• Objectif
D'après le texte sur Clément d'Alexandrie, vers quelle année Clément commença-t-il à professer ?

• Texte cité
Nous avons parlé précédemment dé Pantène fondateur de l’Ecole de philosophie chrétienne qui illustra l’Eglise d’Alexandrie depuis la seconde moitié du deuxième siècle. Cet homme célèbre ayant quitté la vie de professeur pour celle d’apôtre laissa sa chaire à un de ses disciples, Clément, connu sous le titre de Clément d’Alexandrie, et qui commença à professer vers l’an 190.
On a beaucoup discuté au sujet des doctrines de l’école d’Alexandrie. Le seul moyen d’en donner une idée juste et incontestable est d’étudier, sans parti pris, les œuvres qu’elle nous a laissées.
Clément, qui la dirigea après Pantène était parfois surnommé l’Athénien, ce qui donnerait à penser qu’il était né à Athènes. Son nom était romain : Titus Flavius Clemens. On pourrait en inférer qu’il était Latin quoique né en Grèce. Il fut d’abord païen, mais la science le conduisit au christianisme. Il parcourut la Grèce, l’Italie, la Syrie et l’Egypte ; il visita l’Orient et s’avança jusqu’en Assyrie. Partout il se mettait en relation avec les hommes les plus célèbres de ces contrées. Il distingua surtout, en Palestine, un savant qui, comme une abeille industrieuse, tirait des fleurs qui émaillaient la prairie spirituelle des prophètes et des Apôtres, un suc avec lequel il nourrissait ses auditeurs.

• Ensemble de données
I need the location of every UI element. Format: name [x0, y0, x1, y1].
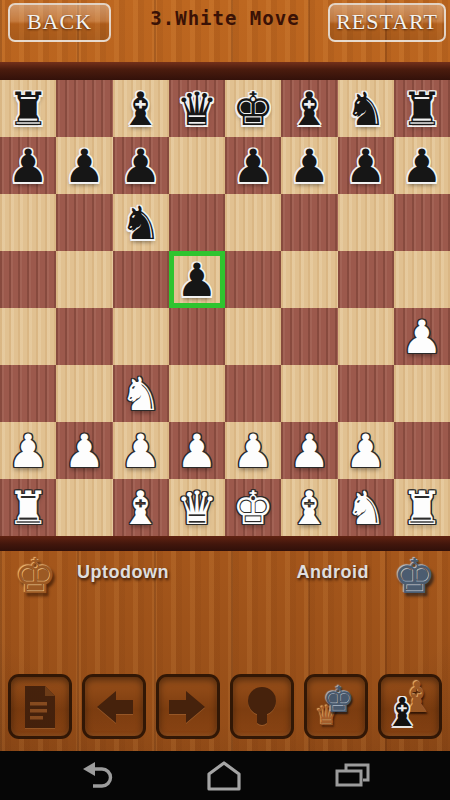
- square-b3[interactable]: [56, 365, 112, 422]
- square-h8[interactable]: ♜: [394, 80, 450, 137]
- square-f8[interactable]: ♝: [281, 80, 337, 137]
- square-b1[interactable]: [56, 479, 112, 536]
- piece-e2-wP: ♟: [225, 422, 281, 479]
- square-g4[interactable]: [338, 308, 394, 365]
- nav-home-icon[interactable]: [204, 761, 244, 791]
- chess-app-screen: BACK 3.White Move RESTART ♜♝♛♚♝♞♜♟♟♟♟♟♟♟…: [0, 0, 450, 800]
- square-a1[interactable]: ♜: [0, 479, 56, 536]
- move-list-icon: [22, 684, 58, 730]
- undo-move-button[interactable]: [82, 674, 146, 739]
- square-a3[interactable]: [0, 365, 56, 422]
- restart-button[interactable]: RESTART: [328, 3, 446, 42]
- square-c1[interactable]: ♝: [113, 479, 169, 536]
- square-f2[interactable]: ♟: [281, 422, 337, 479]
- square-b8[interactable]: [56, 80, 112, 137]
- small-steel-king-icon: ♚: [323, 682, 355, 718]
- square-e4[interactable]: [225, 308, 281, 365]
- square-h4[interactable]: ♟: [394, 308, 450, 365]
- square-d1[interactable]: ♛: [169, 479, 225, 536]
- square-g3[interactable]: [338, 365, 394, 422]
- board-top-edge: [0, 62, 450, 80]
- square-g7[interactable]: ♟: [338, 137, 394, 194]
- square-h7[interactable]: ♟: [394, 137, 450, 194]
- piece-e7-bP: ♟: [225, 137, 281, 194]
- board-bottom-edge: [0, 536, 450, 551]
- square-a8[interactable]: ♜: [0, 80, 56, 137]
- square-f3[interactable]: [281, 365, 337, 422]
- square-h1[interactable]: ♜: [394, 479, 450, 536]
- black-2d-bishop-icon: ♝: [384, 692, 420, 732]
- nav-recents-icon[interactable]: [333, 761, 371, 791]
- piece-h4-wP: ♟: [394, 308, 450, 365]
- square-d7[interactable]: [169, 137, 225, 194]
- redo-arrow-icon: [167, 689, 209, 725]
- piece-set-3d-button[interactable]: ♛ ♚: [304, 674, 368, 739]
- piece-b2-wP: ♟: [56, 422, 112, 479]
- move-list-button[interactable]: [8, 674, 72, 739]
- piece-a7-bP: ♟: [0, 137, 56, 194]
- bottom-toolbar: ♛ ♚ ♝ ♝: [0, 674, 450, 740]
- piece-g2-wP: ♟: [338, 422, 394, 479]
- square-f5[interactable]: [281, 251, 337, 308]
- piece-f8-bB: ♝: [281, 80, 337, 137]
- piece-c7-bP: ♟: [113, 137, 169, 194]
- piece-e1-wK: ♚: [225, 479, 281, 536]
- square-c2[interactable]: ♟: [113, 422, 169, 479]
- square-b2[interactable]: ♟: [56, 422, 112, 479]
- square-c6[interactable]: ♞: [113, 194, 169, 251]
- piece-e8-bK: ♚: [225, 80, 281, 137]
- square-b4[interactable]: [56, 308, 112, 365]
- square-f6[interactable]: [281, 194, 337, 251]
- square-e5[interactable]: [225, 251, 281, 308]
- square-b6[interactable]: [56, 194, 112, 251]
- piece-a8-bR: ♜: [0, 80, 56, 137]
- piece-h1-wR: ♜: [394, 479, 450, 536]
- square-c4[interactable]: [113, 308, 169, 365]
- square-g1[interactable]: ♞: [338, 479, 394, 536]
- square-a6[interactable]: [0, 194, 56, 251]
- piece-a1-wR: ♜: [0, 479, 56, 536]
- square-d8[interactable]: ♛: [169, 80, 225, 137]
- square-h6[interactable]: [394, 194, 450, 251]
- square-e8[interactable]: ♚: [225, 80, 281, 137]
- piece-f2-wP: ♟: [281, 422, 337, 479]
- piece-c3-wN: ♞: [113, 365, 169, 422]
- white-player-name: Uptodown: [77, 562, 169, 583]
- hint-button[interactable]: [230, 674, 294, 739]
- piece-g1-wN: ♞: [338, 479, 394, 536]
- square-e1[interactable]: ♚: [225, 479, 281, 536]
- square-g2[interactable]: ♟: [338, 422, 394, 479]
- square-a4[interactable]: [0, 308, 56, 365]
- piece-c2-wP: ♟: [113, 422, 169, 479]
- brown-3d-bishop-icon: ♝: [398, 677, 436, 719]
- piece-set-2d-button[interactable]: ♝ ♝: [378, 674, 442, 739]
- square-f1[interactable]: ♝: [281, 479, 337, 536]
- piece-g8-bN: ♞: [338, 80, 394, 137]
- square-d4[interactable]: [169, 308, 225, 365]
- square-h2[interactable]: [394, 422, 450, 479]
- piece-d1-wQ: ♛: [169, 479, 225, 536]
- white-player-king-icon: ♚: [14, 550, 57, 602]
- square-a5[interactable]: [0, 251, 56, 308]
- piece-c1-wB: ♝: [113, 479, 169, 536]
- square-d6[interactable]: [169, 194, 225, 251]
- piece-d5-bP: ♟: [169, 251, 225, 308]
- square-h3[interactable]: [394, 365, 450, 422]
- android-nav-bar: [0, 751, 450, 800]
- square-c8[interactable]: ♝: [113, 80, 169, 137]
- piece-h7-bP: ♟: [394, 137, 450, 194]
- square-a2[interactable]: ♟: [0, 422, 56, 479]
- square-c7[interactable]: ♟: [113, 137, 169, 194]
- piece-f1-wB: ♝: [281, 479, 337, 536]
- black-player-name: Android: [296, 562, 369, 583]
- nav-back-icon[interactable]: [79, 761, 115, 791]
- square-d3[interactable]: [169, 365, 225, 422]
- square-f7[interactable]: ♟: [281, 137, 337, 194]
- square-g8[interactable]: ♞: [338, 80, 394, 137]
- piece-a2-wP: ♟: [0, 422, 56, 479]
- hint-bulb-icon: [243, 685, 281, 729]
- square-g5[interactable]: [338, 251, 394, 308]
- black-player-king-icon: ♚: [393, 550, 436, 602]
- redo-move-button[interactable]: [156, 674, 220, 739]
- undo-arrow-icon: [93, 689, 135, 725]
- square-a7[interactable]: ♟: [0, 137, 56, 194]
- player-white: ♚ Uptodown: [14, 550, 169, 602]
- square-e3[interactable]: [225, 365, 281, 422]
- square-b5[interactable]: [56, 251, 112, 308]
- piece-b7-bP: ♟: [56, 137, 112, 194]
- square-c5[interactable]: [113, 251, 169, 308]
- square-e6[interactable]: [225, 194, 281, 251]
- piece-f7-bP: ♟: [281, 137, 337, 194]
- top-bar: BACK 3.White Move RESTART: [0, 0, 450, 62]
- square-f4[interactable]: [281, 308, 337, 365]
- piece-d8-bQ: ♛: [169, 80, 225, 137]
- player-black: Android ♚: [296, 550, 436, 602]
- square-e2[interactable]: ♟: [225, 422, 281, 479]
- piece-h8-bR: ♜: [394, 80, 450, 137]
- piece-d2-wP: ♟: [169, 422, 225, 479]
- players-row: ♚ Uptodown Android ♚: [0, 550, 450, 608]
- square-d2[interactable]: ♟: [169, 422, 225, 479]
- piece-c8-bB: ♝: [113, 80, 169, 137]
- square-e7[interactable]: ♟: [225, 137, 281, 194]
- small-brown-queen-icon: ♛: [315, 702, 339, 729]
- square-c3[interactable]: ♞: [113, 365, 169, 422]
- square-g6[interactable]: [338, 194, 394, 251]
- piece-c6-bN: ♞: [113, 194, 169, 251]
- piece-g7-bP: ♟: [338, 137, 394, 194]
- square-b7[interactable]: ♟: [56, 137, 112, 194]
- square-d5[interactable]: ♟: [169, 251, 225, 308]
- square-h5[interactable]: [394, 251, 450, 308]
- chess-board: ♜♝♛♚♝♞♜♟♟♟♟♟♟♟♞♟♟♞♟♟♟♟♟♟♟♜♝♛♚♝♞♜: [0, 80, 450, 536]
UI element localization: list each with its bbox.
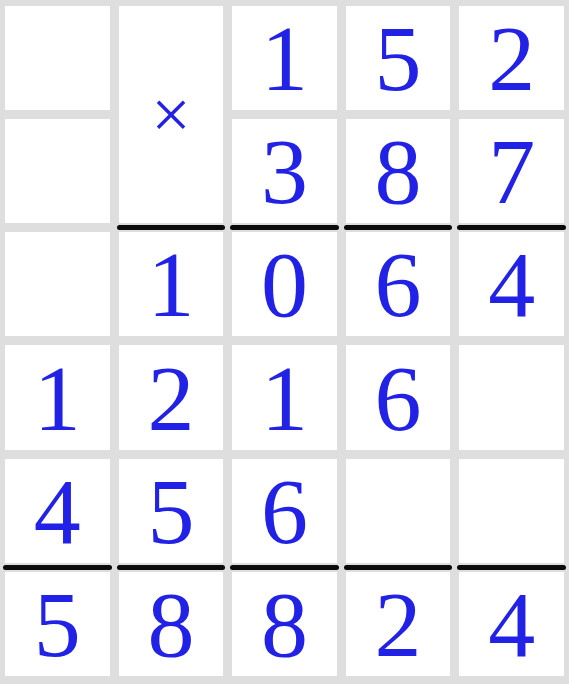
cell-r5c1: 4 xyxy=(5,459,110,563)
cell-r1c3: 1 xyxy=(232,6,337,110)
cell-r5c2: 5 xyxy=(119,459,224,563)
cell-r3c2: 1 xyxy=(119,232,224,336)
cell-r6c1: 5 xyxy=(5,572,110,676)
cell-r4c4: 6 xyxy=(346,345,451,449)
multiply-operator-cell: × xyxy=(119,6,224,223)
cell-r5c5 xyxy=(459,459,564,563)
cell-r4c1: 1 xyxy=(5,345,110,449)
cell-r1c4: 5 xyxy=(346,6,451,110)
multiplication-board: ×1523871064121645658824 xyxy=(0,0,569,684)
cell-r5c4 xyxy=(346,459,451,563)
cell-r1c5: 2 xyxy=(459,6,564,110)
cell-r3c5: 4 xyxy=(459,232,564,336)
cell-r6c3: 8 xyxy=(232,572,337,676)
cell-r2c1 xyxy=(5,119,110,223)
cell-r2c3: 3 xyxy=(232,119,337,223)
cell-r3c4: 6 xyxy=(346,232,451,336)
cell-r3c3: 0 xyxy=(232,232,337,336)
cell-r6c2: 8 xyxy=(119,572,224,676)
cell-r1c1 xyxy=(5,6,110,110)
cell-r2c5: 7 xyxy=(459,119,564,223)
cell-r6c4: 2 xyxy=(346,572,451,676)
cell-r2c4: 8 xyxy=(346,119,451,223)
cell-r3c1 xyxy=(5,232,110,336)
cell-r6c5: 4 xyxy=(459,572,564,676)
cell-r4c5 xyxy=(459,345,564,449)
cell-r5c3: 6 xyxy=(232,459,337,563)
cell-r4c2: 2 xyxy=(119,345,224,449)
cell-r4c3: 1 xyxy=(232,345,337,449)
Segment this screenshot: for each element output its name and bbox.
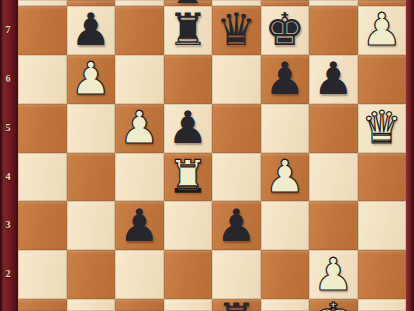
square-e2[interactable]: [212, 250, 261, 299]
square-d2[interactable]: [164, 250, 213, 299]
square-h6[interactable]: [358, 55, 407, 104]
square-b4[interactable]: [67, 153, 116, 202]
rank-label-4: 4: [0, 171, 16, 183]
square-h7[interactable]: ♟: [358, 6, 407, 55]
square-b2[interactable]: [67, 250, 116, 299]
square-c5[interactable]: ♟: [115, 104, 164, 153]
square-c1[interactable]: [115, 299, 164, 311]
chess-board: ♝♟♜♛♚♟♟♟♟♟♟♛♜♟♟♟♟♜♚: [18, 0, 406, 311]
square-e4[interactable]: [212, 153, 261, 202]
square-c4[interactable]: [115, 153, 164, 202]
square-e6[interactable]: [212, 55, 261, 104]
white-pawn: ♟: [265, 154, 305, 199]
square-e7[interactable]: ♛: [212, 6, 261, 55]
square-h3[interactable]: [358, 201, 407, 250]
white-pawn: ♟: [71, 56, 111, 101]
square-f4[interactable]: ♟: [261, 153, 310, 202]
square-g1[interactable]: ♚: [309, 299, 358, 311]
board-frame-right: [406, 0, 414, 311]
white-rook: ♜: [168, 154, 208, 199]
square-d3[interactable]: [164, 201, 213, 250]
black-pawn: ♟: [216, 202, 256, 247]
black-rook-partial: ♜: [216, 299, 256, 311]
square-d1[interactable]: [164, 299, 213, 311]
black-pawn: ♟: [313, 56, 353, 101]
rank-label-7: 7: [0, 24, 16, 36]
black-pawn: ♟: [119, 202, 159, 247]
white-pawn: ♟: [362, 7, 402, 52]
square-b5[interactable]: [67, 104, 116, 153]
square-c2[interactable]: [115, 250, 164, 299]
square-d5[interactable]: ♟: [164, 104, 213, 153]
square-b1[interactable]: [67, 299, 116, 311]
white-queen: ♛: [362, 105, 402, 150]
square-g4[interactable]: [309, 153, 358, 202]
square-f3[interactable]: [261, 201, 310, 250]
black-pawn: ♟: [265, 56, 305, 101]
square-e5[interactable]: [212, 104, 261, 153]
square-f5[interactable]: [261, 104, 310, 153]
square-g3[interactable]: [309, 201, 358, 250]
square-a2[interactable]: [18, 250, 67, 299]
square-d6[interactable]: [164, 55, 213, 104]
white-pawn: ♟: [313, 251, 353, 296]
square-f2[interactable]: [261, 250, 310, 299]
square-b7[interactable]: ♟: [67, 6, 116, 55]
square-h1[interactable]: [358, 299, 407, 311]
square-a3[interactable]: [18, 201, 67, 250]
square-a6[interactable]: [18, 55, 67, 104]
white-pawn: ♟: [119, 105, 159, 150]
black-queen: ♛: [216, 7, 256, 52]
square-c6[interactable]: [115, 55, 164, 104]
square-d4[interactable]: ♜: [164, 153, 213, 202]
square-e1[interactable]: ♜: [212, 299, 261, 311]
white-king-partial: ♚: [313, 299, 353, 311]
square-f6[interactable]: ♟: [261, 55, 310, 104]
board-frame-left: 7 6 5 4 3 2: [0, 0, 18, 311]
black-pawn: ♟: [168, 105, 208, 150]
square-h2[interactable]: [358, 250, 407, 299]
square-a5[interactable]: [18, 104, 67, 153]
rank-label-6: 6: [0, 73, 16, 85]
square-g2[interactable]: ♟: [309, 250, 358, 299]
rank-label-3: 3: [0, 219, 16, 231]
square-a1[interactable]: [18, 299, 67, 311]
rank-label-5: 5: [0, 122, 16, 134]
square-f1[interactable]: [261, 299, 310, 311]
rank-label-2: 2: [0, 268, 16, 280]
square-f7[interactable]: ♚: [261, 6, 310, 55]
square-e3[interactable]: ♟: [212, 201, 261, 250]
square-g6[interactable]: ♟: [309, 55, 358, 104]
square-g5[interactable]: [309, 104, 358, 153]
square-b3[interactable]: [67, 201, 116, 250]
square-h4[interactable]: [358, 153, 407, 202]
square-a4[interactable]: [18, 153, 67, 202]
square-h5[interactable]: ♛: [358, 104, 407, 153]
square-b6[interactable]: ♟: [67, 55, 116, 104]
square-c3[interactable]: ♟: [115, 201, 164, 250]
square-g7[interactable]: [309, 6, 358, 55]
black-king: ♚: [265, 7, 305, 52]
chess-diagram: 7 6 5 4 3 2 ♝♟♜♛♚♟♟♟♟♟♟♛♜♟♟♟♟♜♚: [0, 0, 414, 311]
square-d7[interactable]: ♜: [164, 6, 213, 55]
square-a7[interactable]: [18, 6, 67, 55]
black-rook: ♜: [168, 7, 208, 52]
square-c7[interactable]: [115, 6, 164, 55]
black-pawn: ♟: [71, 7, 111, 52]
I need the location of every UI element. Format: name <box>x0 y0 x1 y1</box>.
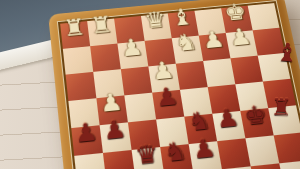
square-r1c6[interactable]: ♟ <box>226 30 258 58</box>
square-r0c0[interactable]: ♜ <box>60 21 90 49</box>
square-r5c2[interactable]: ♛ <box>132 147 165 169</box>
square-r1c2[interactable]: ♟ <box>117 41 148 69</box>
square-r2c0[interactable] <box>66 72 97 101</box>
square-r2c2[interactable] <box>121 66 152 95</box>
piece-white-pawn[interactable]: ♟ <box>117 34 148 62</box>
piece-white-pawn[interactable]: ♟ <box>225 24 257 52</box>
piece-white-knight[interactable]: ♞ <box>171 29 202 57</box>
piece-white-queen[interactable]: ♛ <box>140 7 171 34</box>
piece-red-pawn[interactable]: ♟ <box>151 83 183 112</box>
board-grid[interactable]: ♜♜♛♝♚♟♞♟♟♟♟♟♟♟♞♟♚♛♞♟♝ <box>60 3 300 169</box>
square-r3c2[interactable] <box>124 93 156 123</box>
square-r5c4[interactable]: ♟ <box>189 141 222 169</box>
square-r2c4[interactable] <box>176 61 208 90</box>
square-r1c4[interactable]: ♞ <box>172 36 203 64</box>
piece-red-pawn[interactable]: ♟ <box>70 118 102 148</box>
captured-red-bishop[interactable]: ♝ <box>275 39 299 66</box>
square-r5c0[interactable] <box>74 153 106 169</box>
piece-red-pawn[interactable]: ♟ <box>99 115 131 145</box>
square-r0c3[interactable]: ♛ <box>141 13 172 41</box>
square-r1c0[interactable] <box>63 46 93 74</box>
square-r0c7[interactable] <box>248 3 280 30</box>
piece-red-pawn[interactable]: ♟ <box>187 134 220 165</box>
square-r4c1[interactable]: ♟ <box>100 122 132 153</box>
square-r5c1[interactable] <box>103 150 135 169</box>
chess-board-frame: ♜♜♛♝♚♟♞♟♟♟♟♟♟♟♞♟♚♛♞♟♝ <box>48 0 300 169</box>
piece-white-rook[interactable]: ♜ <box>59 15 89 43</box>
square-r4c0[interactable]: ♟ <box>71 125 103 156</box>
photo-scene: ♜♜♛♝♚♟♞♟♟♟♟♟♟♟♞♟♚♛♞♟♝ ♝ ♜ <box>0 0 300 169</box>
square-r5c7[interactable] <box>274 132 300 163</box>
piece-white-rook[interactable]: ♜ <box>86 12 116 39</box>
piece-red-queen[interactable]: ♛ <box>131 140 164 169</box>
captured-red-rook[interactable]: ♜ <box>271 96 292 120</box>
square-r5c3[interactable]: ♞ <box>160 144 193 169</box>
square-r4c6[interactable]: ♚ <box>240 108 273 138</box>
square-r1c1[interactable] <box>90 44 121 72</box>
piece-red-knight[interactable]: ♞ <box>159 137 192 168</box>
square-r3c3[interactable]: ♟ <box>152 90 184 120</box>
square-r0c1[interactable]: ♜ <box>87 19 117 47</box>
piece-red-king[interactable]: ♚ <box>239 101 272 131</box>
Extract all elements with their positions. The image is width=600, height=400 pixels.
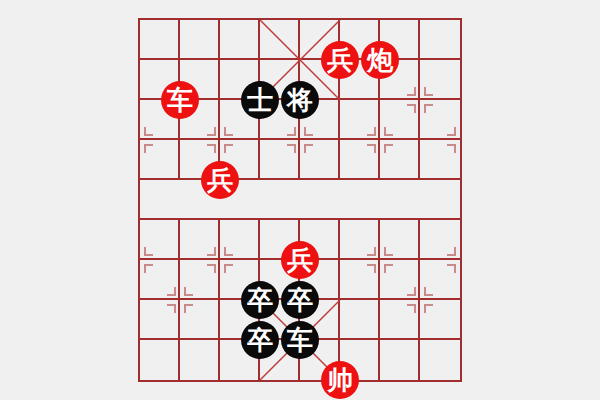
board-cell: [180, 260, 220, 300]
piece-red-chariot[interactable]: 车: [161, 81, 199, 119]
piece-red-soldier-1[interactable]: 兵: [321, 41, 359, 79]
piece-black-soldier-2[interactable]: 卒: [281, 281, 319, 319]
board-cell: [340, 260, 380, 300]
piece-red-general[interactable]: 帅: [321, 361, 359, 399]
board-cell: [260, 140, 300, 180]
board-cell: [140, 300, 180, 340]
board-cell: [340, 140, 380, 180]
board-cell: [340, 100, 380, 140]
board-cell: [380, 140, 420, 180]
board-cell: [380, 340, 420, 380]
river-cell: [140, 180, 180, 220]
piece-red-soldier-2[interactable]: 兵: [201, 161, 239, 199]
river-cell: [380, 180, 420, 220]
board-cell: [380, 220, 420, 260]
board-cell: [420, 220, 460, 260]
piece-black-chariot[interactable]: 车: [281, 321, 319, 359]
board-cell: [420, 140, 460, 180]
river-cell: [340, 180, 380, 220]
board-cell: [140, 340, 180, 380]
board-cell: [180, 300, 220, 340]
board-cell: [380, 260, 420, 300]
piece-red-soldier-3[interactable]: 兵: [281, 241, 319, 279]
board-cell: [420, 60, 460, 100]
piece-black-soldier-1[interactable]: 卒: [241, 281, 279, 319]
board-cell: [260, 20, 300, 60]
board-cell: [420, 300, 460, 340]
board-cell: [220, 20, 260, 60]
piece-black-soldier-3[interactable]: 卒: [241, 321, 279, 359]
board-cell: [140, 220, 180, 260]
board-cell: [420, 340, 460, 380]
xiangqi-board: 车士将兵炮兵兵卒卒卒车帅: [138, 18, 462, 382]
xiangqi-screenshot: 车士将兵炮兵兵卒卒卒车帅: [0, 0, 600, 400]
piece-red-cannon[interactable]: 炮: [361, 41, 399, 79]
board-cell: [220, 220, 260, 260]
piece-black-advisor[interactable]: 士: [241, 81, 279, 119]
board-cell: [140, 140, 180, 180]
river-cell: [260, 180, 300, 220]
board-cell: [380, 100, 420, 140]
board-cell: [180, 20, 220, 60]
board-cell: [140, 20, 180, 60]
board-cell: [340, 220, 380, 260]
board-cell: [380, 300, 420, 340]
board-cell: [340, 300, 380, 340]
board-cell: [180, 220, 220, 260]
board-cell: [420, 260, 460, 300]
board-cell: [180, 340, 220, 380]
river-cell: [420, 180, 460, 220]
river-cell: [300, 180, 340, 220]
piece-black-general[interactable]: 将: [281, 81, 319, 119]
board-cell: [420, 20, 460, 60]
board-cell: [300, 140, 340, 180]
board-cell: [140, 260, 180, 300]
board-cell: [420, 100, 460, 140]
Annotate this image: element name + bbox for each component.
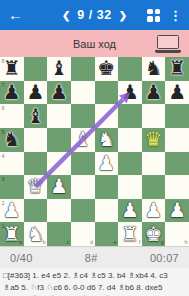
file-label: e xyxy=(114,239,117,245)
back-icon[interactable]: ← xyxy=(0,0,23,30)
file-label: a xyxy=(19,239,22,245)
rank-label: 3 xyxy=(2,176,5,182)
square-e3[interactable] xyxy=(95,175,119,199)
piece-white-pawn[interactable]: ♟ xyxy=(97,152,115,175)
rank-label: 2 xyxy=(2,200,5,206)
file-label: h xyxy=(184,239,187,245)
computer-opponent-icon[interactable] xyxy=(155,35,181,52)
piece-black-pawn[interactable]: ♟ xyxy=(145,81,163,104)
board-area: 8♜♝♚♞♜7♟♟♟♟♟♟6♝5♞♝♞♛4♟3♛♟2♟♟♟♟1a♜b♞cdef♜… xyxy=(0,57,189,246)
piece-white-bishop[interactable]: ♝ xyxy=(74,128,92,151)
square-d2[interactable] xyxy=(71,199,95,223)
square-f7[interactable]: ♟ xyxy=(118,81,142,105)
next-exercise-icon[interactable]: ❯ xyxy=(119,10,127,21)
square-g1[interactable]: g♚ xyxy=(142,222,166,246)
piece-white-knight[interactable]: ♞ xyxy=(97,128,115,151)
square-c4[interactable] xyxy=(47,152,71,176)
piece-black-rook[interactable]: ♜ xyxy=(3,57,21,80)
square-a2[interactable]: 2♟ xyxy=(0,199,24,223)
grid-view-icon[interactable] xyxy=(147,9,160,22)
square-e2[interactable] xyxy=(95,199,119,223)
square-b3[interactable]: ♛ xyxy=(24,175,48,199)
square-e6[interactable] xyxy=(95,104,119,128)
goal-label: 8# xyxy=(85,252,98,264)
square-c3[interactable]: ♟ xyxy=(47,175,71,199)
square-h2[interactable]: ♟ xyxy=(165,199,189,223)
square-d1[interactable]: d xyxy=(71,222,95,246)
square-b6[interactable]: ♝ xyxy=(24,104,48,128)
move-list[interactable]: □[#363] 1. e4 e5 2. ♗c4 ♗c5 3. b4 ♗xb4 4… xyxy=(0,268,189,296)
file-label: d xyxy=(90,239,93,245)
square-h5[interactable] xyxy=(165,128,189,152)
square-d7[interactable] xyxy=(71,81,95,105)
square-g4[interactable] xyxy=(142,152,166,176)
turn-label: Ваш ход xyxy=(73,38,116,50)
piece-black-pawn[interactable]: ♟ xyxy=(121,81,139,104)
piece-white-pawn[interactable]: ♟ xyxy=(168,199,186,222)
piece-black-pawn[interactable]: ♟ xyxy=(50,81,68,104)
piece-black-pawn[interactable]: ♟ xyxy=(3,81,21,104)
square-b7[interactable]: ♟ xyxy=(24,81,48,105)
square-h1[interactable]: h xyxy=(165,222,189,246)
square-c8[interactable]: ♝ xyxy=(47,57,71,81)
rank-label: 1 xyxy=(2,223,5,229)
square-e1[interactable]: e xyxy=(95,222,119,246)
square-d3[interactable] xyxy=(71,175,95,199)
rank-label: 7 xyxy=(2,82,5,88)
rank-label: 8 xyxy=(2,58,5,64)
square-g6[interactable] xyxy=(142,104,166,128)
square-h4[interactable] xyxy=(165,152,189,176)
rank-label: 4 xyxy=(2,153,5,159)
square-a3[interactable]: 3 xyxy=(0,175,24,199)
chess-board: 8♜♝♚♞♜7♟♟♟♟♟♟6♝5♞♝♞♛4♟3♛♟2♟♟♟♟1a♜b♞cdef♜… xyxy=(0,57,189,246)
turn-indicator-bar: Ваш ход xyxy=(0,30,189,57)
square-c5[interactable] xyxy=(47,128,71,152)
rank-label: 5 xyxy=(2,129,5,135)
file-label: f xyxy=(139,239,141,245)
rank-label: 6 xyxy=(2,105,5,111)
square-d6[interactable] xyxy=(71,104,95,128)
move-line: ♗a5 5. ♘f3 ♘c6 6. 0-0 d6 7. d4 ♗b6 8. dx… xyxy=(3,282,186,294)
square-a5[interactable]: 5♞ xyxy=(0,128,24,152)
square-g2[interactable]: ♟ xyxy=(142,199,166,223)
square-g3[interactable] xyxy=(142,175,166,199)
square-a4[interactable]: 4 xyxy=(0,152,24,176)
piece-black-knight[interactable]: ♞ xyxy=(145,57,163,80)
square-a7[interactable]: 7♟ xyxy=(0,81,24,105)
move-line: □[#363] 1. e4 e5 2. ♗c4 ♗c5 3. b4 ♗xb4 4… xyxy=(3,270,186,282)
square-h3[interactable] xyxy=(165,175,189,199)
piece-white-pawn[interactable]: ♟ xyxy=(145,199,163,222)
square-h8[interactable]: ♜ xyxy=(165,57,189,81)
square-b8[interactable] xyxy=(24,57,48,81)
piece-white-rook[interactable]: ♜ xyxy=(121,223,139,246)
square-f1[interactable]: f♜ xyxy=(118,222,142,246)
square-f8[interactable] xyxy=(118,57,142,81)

• Résultat final
Vers l'an 190.